Given instruction:
The entries are to be returned exactly, with images left out.

Data:
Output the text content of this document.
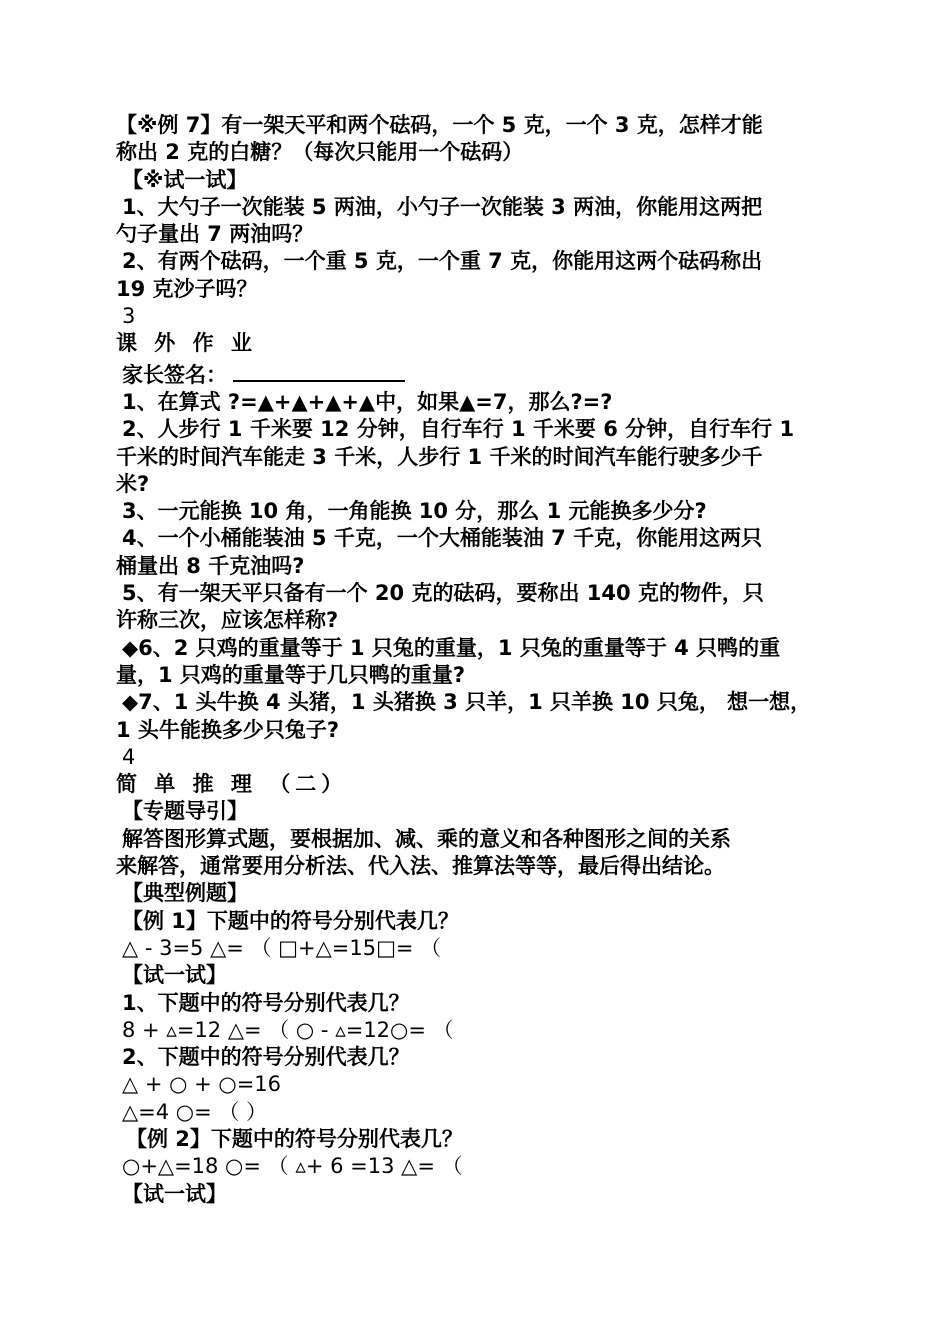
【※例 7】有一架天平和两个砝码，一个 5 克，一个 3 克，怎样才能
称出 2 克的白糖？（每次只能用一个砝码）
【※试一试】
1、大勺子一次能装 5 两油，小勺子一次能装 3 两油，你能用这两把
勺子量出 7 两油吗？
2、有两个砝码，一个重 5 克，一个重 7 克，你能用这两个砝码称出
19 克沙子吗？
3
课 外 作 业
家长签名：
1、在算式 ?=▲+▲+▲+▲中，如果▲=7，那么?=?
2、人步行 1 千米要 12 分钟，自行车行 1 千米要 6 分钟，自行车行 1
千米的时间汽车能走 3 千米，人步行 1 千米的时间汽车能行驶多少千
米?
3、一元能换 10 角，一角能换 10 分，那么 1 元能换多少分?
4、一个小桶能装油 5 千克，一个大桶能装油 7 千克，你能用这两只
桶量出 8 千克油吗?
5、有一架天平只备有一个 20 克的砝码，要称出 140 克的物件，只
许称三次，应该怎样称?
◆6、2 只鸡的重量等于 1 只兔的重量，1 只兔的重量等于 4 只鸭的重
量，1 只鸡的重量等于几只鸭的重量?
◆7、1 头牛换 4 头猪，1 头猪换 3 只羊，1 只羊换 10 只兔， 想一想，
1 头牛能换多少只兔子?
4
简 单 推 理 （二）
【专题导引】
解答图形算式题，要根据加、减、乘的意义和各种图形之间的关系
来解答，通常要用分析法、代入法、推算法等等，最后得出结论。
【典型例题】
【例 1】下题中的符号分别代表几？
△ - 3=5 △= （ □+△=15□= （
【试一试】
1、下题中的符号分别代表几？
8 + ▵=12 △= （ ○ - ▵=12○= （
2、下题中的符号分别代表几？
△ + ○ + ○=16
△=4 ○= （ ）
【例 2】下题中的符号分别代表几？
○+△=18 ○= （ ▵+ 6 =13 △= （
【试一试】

Result of this task:
Output the text content of this document.
【※例 7】有一架天平和两个砝码，一个 5 克，一个 3 克，怎样才能
称出 2 克的白糖？（每次只能用一个砝码）
【※试一试】
1、大勺子一次能装 5 两油，小勺子一次能装 3 两油，你能用这两把
勺子量出 7 两油吗？
2、有两个砝码，一个重 5 克，一个重 7 克，你能用这两个砝码称出
19 克沙子吗？
3
课 外 作 业
家长签名：
1、在算式 ?=▲+▲+▲+▲中，如果▲=7，那么?=?
2、人步行 1 千米要 12 分钟，自行车行 1 千米要 6 分钟，自行车行 1
千米的时间汽车能走 3 千米，人步行 1 千米的时间汽车能行驶多少千
米?
3、一元能换 10 角，一角能换 10 分，那么 1 元能换多少分?
4、一个小桶能装油 5 千克，一个大桶能装油 7 千克，你能用这两只
桶量出 8 千克油吗?
5、有一架天平只备有一个 20 克的砝码，要称出 140 克的物件，只
许称三次，应该怎样称?
◆6、2 只鸡的重量等于 1 只兔的重量，1 只兔的重量等于 4 只鸭的重
量，1 只鸡的重量等于几只鸭的重量?
◆7、1 头牛换 4 头猪，1 头猪换 3 只羊，1 只羊换 10 只兔， 想一想，
1 头牛能换多少只兔子?
4
简 单 推 理 （二）
【专题导引】
解答图形算式题，要根据加、减、乘的意义和各种图形之间的关系
来解答，通常要用分析法、代入法、推算法等等，最后得出结论。
【典型例题】
【例 1】下题中的符号分别代表几？
△ - 3=5 △= （ □+△=15□= （
【试一试】
1、下题中的符号分别代表几？
8 + ▵=12 △= （ ○ - ▵=12○= （
2、下题中的符号分别代表几？
△ + ○ + ○=16
△=4 ○= （ ）
【例 2】下题中的符号分别代表几？
○+△=18 ○= （ ▵+ 6 =13 △= （
【试一试】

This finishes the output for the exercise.